◆ Aim of the task ◆
Scan the listing below and copy every line holding "this".

------ Extracted information

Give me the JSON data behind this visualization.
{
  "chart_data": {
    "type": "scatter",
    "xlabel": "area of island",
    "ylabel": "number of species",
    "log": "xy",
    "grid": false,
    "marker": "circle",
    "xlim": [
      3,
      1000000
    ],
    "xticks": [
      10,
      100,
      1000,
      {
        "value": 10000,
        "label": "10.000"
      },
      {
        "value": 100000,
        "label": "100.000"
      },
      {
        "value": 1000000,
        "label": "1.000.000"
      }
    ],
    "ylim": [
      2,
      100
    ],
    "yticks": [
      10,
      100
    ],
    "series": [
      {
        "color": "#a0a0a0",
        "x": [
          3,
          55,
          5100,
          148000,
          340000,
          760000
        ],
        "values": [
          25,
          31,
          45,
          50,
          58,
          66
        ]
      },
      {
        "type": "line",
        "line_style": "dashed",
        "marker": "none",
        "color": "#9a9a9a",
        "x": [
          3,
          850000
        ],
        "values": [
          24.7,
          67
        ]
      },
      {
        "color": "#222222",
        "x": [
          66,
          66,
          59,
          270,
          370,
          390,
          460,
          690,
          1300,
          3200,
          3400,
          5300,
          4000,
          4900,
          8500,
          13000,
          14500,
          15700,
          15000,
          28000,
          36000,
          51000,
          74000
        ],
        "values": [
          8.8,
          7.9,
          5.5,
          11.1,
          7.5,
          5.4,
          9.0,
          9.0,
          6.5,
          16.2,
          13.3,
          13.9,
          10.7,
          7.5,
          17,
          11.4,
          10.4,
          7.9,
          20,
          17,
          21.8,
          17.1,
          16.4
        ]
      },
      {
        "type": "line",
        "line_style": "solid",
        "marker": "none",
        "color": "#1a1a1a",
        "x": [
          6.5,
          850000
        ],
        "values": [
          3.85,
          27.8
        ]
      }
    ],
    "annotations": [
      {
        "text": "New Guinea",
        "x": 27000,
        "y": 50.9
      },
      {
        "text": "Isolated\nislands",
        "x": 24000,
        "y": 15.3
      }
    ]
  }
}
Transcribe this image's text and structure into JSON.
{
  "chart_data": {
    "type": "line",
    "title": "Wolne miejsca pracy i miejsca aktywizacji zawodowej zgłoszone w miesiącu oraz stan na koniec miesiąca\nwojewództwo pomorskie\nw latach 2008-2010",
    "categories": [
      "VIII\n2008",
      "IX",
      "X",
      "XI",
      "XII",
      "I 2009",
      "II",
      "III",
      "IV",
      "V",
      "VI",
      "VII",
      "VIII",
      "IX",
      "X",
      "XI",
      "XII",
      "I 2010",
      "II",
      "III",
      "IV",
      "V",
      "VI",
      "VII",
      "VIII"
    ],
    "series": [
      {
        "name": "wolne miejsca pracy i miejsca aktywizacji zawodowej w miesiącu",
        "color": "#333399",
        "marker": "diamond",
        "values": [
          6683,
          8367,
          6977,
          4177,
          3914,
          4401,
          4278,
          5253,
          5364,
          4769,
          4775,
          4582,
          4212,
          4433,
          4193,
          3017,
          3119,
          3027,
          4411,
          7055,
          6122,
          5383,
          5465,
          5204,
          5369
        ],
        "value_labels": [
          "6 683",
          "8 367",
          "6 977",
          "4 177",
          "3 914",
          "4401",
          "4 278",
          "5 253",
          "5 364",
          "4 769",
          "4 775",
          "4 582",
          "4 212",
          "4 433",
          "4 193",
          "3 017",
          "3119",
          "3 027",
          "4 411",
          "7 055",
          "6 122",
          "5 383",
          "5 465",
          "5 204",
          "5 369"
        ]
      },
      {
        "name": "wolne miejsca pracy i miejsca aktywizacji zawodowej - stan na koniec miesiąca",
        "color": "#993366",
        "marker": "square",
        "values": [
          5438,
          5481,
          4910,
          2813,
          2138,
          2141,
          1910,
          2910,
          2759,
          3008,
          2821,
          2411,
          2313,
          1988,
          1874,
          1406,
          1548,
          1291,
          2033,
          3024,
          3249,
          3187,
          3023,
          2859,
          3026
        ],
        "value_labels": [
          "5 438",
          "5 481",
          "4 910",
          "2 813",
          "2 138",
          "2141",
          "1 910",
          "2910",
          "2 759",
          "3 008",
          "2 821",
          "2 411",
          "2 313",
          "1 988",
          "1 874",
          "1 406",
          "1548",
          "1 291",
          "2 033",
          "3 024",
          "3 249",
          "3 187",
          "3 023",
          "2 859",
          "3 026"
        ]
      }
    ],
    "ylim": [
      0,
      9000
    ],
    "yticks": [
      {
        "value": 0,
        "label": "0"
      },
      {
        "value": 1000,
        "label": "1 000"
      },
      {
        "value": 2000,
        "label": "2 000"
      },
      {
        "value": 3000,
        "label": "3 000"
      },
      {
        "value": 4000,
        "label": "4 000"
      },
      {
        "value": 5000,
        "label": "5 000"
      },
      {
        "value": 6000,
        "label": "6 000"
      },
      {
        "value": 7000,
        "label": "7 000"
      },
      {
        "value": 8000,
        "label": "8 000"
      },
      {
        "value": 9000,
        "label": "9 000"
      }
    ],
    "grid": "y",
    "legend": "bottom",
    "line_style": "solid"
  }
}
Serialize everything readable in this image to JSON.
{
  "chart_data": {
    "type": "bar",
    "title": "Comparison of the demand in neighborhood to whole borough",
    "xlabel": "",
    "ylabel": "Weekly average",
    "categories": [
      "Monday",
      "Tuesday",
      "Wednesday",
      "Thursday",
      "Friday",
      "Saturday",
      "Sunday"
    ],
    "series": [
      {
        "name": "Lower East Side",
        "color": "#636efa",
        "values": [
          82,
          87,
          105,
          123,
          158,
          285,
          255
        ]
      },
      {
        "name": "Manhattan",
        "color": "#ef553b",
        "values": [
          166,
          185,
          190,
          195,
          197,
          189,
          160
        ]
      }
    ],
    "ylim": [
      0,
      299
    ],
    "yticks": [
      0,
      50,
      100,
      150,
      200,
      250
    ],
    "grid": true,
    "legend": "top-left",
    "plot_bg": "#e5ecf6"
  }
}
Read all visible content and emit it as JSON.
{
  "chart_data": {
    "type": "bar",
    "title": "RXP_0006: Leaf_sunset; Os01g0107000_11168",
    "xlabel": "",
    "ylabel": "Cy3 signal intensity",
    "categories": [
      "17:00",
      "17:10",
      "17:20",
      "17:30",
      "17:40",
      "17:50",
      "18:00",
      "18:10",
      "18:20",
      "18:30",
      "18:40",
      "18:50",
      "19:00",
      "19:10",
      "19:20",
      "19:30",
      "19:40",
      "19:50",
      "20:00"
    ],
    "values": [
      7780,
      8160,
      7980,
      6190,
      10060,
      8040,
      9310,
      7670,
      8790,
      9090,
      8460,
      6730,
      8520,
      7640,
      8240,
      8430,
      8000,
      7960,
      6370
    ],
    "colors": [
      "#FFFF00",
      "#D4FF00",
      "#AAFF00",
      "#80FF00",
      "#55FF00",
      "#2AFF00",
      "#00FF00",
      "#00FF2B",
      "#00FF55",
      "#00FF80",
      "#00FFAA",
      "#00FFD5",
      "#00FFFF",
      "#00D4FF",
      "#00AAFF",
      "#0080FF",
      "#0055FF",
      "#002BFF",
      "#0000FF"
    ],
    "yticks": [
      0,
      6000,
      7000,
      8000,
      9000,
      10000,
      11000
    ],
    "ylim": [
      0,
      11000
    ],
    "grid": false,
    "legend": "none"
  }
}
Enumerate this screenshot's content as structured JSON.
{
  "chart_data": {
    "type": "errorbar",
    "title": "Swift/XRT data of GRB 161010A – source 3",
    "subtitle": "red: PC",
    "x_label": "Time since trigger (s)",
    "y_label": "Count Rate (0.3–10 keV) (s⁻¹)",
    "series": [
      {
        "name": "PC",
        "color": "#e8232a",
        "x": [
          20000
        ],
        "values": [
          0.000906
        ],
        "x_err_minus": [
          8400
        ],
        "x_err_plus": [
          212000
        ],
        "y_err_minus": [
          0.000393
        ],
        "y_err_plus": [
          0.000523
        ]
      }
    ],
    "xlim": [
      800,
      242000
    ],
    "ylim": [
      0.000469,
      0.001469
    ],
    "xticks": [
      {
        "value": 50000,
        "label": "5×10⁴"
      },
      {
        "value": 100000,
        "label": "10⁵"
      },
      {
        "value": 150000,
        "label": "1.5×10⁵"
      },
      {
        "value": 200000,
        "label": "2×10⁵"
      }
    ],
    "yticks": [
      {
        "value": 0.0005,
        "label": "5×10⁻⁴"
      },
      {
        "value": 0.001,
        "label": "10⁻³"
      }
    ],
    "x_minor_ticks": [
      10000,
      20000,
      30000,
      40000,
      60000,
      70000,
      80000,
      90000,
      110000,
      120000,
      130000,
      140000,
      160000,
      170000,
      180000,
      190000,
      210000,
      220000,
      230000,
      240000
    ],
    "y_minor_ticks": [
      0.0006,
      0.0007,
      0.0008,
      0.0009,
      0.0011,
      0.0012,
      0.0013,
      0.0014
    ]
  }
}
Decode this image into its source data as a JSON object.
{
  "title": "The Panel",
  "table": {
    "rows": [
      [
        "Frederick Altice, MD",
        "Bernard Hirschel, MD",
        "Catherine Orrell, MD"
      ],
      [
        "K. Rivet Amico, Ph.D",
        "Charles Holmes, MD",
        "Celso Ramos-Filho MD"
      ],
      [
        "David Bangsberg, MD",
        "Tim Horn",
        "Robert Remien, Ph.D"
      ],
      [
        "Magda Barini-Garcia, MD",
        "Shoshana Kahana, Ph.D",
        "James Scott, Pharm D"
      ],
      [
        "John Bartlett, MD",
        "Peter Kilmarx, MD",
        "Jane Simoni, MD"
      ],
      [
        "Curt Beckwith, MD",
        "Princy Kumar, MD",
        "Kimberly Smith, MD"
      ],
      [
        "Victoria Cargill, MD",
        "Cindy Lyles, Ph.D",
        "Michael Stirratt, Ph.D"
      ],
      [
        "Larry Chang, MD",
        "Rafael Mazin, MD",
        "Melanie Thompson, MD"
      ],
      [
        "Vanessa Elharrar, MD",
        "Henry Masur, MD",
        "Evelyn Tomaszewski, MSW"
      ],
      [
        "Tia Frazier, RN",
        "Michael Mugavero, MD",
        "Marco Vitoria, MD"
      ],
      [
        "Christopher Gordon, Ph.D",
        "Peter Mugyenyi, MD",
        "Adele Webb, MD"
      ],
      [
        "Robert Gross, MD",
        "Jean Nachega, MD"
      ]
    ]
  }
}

------------

◆ Exercise output ◆
Give me the JSON data behind this visualization.
Transcribe this image's text and structure into JSON.
Serialize everything readable in this image to JSON.
Enumerate this screenshot's content as structured JSON.
Decode this image into its source data as a JSON object.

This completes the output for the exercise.